Task directions:
Word for word, transcribe the lines below and drop the pictures.
****
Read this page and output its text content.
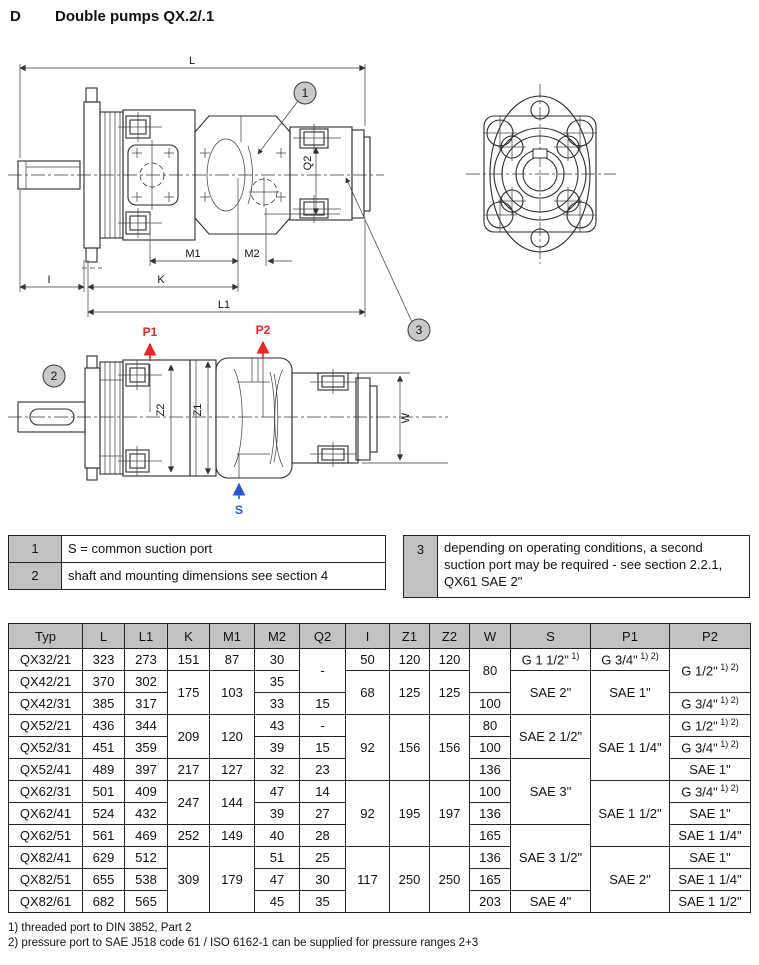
D Double pumps QX.2/.1
Q2
L
M1	M2
I	K
L1
Z2 Z1
W
P1	P2
S
1
2
3
1	S = common suction port
2	shaft and mounting dimensions see section 4
3	depending on operating conditions, a second suction port may be required - see section 2.2.1, QX61 SAE 2"
Typ	L	L1	K	M1	M2	Q2	I	Z1	Z2	W	S	P1	P2
QX32/21	323	273	151	87	30	-	50	120	120	80	G 1 1/2" $^{1)}$	G 3/4" $^{1) 2)}$	G 1/2" $^{1) 2)}$
QX42/21	370	302	175	103	35		68	125	125		SAE 2"	SAE 1"	
QX42/31	385	317			33	15				100			G 3/4" $^{1) 2)}$
QX52/21	436	344	209	120	43	-	92	156	156	80	SAE 2 1/2"	SAE 1 1/4"	G 1/2" $^{1) 2)}$
QX52/31	451	359			39	15				100			G 3/4" $^{1) 2)}$
QX52/41	489	397	217	127	32	23				136	SAE 3"		SAE 1"
QX62/31	501	409	247	144	47	14	92	195	197	100		SAE 1 1/2"	G 3/4" $^{1) 2)}$
QX62/41	524	432			39	27				136			SAE 1"
QX62/51	561	469	252	149	40	28				165	SAE 3 1/2"		SAE 1 1/4"
QX82/41	629	512	309	179	51	25	117	250	250	136		SAE 2"	SAE 1"
QX82/51	655	538			47	30				165			SAE 1 1/4"
QX82/61	682	565			45	35				203	SAE 4"		SAE 1 1/2"
1) threaded port to DIN 3852, Part 2
2) pressure port to SAE J518 code 61 / ISO 6162-1 can be supplied for pressure ranges 2+3
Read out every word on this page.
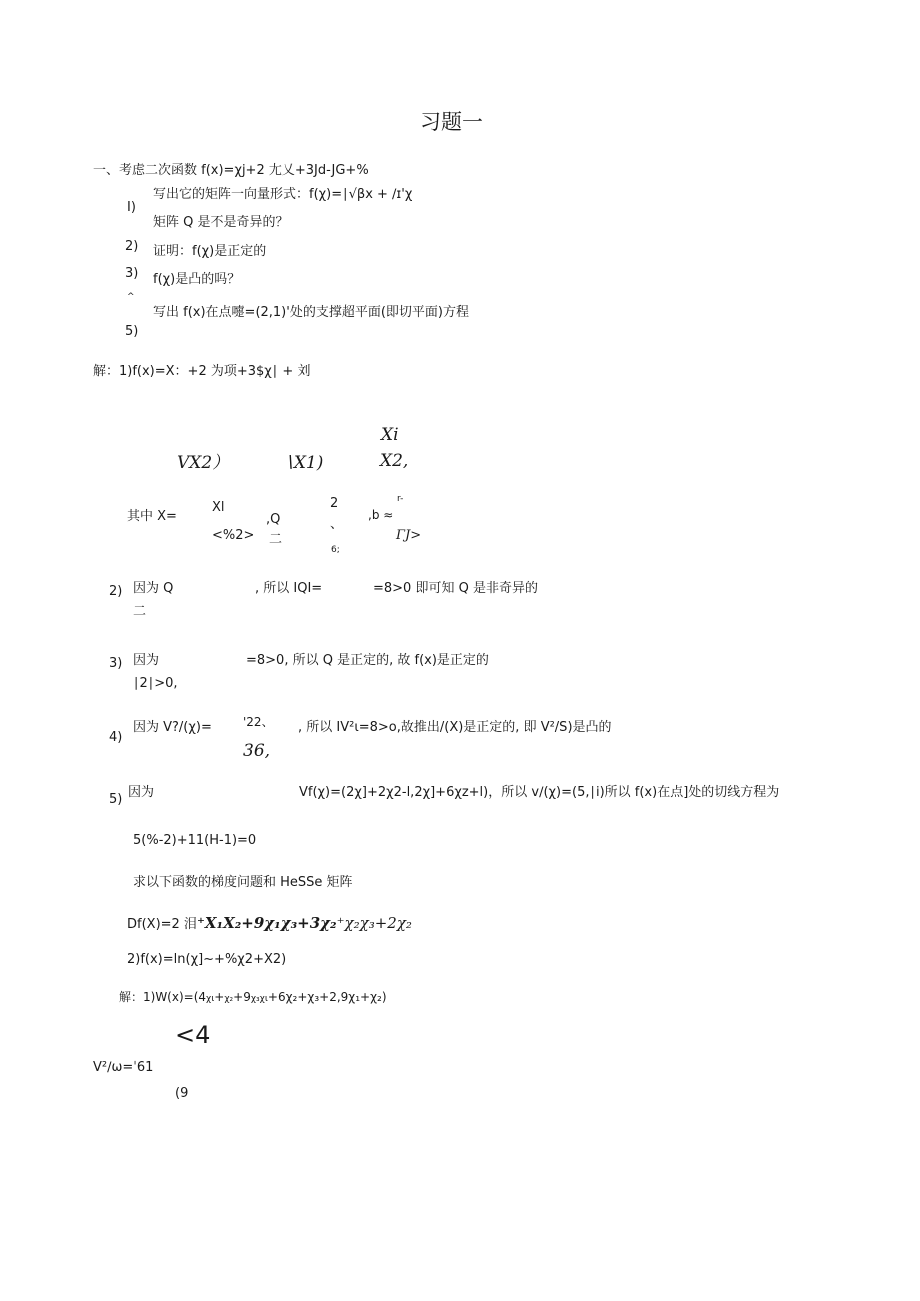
习题一
一、考虑二次函数 f(x)=χj+2 尢乂+3Jd-JG+%
I)
写出它的矩阵一向量形式：f(χ)=∣√βx + ∕ɪ'χ
矩阵 Q 是不是奇异的？
2) 证明：f(χ)是正定的
3) f(χ)是凸的吗？
^
写出 f(x)在点嚏=(2,1)'处的支撑超平面(即切平面)方程
5)
解：1)f(x)=X：+2 为项+3$χ∣ + 刘
Xi
VX2）	∖X1)	X2,
其中 X=
Xl
<%2>
,Q
二
2
、
6;
,b ≈
r-
ΓJ>
2) 因为 Q	, 所以 IQI=	=8>0 即可知 Q 是非奇异的
二
3) 因为	=8>0, 所以 Q 是正定的, 故 f(x)是正定的
∣2∣>0,
4)
因为 V?/(χ)=	'22、 , 所以 IV²ι=8>o,故推出/(X)是正定的, 即 V²/S)是凸的
36,
5) 因为	Vf(χ)=(2χ]+2χ2-l,2χ]+6χz+l)，所以 v∕(χ)=(5,∣i)所以 f(x)在点]处的切线方程为
5(%-2)+11(H-1)=0
求以下函数的梯度问题和 HeSSe 矩阵
Df(X)=2 泪⁺X₁X₂+9χ₁χ₃+3χ₂⁺χ₂χ₃+2χ₂
2)f(x)=ln(χ]~+%χ2+X2)
解：1)W(x)=(4χι+χ₂+9χ₃χι+6χ₂+χ₃+2,9χ₁+χ₂)
<4
V²∕ω=ˈ61
(9
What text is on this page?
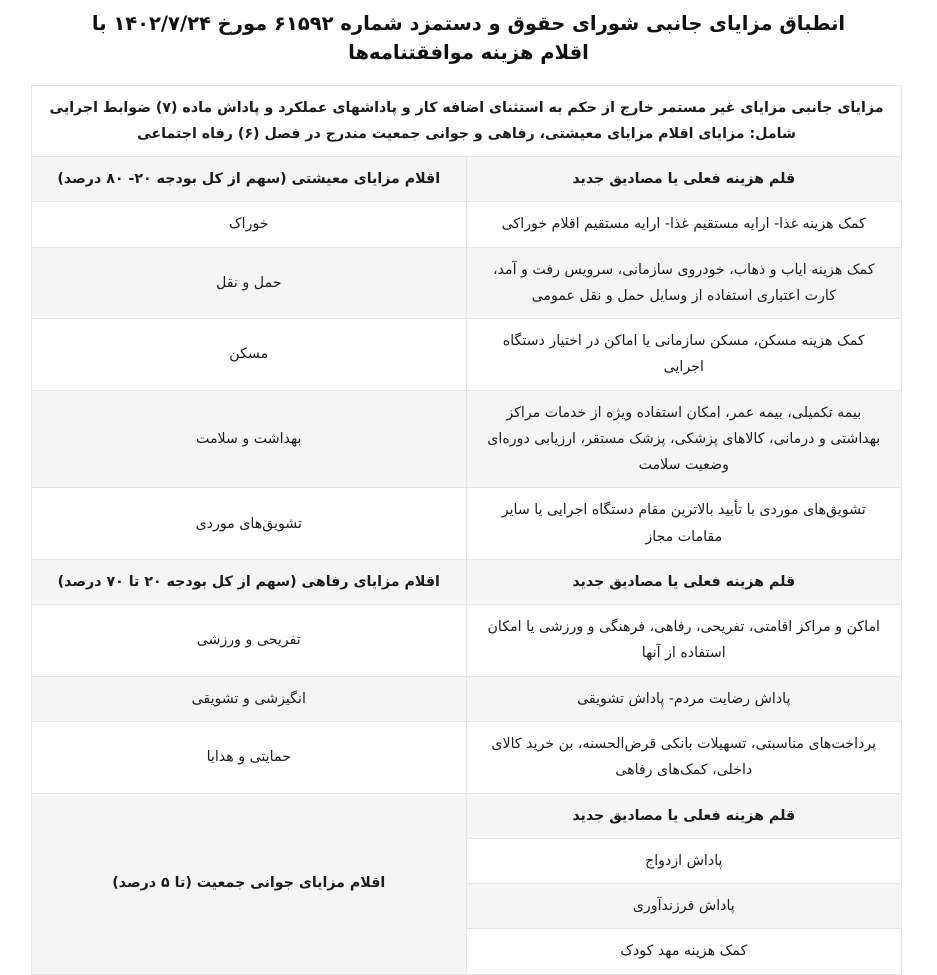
انطباق مزایای جانبی شورای حقوق و دستمزد شماره ۶۱۵۹۲ مورخ ۱۴۰۲/۷/۲۴ با اقلام هزینه موافقتنامه‌ها
مزایای جانبی مزایای غیر مستمر خارج از حکم به استثنای اضافه کار و پاداشهای عملکرد و پاداش ماده (۷) ضوابط اجرایی شامل: مزایای اقلام مزایای معیشتی، رفاهی و جوانی جمعیت مندرج در فصل (۶) رفاه اجتماعی	
قلم هزینه فعلی یا مصادیق جدید	اقلام مزایای معیشتی (سهم از کل بودجه ۲۰- ۸۰ درصد)
کمک هزینه غذا- ارایه مستقیم غذا- ارایه مستقیم اقلام خوراکی	خوراک
کمک هزینه ایاب و ذهاب، خودروی سازمانی، سرویس رفت و آمد، کارت اعتباری استفاده از وسایل حمل و نقل عمومی	حمل و نقل
کمک هزینه مسکن، مسکن سازمانی یا اماکن در اختیار دستگاه اجرایی	مسکن
بیمه تکمیلی، بیمه عمر، امکان استفاده ویژه از خدمات مراکز بهداشتی و درمانی، کالاهای پزشکی، پزشک مستقر، ارزیابی دوره‌ای وضعیت سلامت	بهداشت و سلامت
تشویق‌های موردی با تأیید بالاترین مقام دستگاه اجرایی یا سایر مقامات مجاز	تشویق‌های موردی
قلم هزینه فعلی یا مصادیق جدید	اقلام مزایای رفاهی (سهم از کل بودجه ۲۰ تا ۷۰ درصد)
اماکن و مراکز اقامتی، تفریحی، رفاهی، فرهنگی و ورزشی یا امکان استفاده از آنها	تفریحی و ورزشی
پاداش رضایت مردم- پاداش تشویقی	انگیزشی و تشویقی
پرداخت‌های مناسبتی، تسهیلات بانکی قرض‌الحسنه، بن خرید کالای داخلی، کمک‌های رفاهی	حمایتی و هدایا
قلم هزینه فعلی یا مصادیق جدید	اقلام مزایای جوانی جمعیت (تا ۵ درصد)
پاداش ازدواج	
پاداش فرزندآوری	
کمک هزینه مهد کودک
****
Response below:
Read this page and output its text content.
D Double pumps QX.2/.1
Q2
L
M1	M2
I	K
L1
Z2 Z1
W
P1	P2
S
1
2
3
1	S = common suction port
2	shaft and mounting dimensions see section 4
3	depending on operating conditions, a second suction port may be required - see section 2.2.1, QX61 SAE 2"
Typ	L	L1	K	M1	M2	Q2	I	Z1	Z2	W	S	P1	P2
QX32/21	323	273	151	87	30	-	50	120	120	80	G 1 1/2" $^{1)}$	G 3/4" $^{1) 2)}$	G 1/2" $^{1) 2)}$
QX42/21	370	302	175	103	35		68	125	125		SAE 2"	SAE 1"	
QX42/31	385	317			33	15				100			G 3/4" $^{1) 2)}$
QX52/21	436	344	209	120	43	-	92	156	156	80	SAE 2 1/2"	SAE 1 1/4"	G 1/2" $^{1) 2)}$
QX52/31	451	359			39	15				100			G 3/4" $^{1) 2)}$
QX52/41	489	397	217	127	32	23				136	SAE 3"		SAE 1"
QX62/31	501	409	247	144	47	14	92	195	197	100		SAE 1 1/2"	G 3/4" $^{1) 2)}$
QX62/41	524	432			39	27				136			SAE 1"
QX62/51	561	469	252	149	40	28				165	SAE 3 1/2"		SAE 1 1/4"
QX82/41	629	512	309	179	51	25	117	250	250	136		SAE 2"	SAE 1"
QX82/51	655	538			47	30				165			SAE 1 1/4"
QX82/61	682	565			45	35				203	SAE 4"		SAE 1 1/2"
1) threaded port to DIN 3852, Part 2
2) pressure port to SAE J518 code 61 / ISO 6162-1 can be supplied for pressure ranges 2+3
Read out every word on this page.
习题一
一、考虑二次函数 f(x)=χj+2 尢乂+3Jd-JG+%
I)
写出它的矩阵一向量形式：f(χ)=∣√βx + ∕ɪ'χ
矩阵 Q 是不是奇异的？
2) 证明：f(χ)是正定的
3) f(χ)是凸的吗？
^
写出 f(x)在点嚏=(2,1)'处的支撑超平面(即切平面)方程
5)
解：1)f(x)=X：+2 为项+3$χ∣ + 刘
Xi
VX2）	∖X1)	X2,
其中 X=
Xl
<%2>
,Q
二
2
、
6;
,b ≈
r-
ΓJ>
2) 因为 Q	, 所以 IQI=	=8>0 即可知 Q 是非奇异的
二
3) 因为	=8>0, 所以 Q 是正定的, 故 f(x)是正定的
∣2∣>0,
4)
因为 V?/(χ)=	'22、 , 所以 IV²ι=8>o,故推出/(X)是正定的, 即 V²/S)是凸的
36,
5) 因为	Vf(χ)=(2χ]+2χ2-l,2χ]+6χz+l)，所以 v∕(χ)=(5,∣i)所以 f(x)在点]处的切线方程为
5(%-2)+11(H-1)=0
求以下函数的梯度问题和 HeSSe 矩阵
Df(X)=2 泪⁺X₁X₂+9χ₁χ₃+3χ₂⁺χ₂χ₃+2χ₂
2)f(x)=ln(χ]~+%χ2+X2)
解：1)W(x)=(4χι+χ₂+9χ₃χι+6χ₂+χ₃+2,9χ₁+χ₂)
<4
V²∕ω=ˈ61
(9
What text is on this page?
انطباق مزایای جانبی شورای حقوق و دستمزد شماره ۶۱۵۹۲ مورخ ۱۴۰۲/۷/۲۴ با اقلام هزینه موافقتنامه‌ها
مزایای جانبی مزایای غیر مستمر خارج از حکم به استثنای اضافه کار و پاداشهای عملکرد و پاداش ماده (۷) ضوابط اجرایی شامل: مزایای اقلام مزایای معیشتی، رفاهی و جوانی جمعیت مندرج در فصل (۶) رفاه اجتماعی	
قلم هزینه فعلی یا مصادیق جدید	اقلام مزایای معیشتی (سهم از کل بودجه ۲۰- ۸۰ درصد)
کمک هزینه غذا- ارایه مستقیم غذا- ارایه مستقیم اقلام خوراکی	خوراک
کمک هزینه ایاب و ذهاب، خودروی سازمانی، سرویس رفت و آمد، کارت اعتباری استفاده از وسایل حمل و نقل عمومی	حمل و نقل
کمک هزینه مسکن، مسکن سازمانی یا اماکن در اختیار دستگاه اجرایی	مسکن
بیمه تکمیلی، بیمه عمر، امکان استفاده ویژه از خدمات مراکز بهداشتی و درمانی، کالاهای پزشکی، پزشک مستقر، ارزیابی دوره‌ای وضعیت سلامت	بهداشت و سلامت
تشویق‌های موردی با تأیید بالاترین مقام دستگاه اجرایی یا سایر مقامات مجاز	تشویق‌های موردی
قلم هزینه فعلی یا مصادیق جدید	اقلام مزایای رفاهی (سهم از کل بودجه ۲۰ تا ۷۰ درصد)
اماکن و مراکز اقامتی، تفریحی، رفاهی، فرهنگی و ورزشی یا امکان استفاده از آنها	تفریحی و ورزشی
پاداش رضایت مردم- پاداش تشویقی	انگیزشی و تشویقی
پرداخت‌های مناسبتی، تسهیلات بانکی قرض‌الحسنه، بن خرید کالای داخلی، کمک‌های رفاهی	حمایتی و هدایا
قلم هزینه فعلی یا مصادیق جدید	اقلام مزایای جوانی جمعیت (تا ۵ درصد)
پاداش ازدواج	
پاداش فرزندآوری	
کمک هزینه مهد کودک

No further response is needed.